▶ **Records to process**:
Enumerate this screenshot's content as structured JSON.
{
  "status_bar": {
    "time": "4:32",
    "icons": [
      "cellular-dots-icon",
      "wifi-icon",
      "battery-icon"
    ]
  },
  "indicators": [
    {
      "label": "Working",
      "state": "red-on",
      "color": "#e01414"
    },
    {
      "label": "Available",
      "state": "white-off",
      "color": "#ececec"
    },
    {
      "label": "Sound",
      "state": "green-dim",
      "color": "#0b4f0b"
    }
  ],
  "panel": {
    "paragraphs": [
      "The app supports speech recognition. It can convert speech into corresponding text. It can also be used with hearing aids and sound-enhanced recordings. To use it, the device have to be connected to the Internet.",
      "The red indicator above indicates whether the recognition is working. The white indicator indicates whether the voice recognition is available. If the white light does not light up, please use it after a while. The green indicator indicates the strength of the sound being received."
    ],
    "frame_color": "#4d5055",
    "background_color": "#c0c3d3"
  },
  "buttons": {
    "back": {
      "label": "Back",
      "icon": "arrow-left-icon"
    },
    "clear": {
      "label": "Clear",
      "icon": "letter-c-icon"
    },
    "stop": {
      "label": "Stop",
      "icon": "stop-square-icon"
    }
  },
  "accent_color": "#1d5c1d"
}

---

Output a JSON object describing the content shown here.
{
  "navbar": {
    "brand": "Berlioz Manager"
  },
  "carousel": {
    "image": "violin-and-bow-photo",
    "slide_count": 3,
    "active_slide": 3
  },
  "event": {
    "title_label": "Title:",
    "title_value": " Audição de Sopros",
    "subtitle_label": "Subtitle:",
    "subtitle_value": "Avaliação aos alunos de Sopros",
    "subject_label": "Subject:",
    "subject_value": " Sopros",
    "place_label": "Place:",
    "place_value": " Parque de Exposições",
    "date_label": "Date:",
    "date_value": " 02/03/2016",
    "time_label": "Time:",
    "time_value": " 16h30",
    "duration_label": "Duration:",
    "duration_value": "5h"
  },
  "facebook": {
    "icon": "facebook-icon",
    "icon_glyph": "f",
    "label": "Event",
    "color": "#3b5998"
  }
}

▶ **Exercise goal**:
Pull out each line of the entries that contains "Sopros".

▶ **Answer below**:
    "title_value": " Audição de Sopros",
    "subtitle_value": "Avaliação aos alunos de Sopros",
    "subject_value": " Sopros",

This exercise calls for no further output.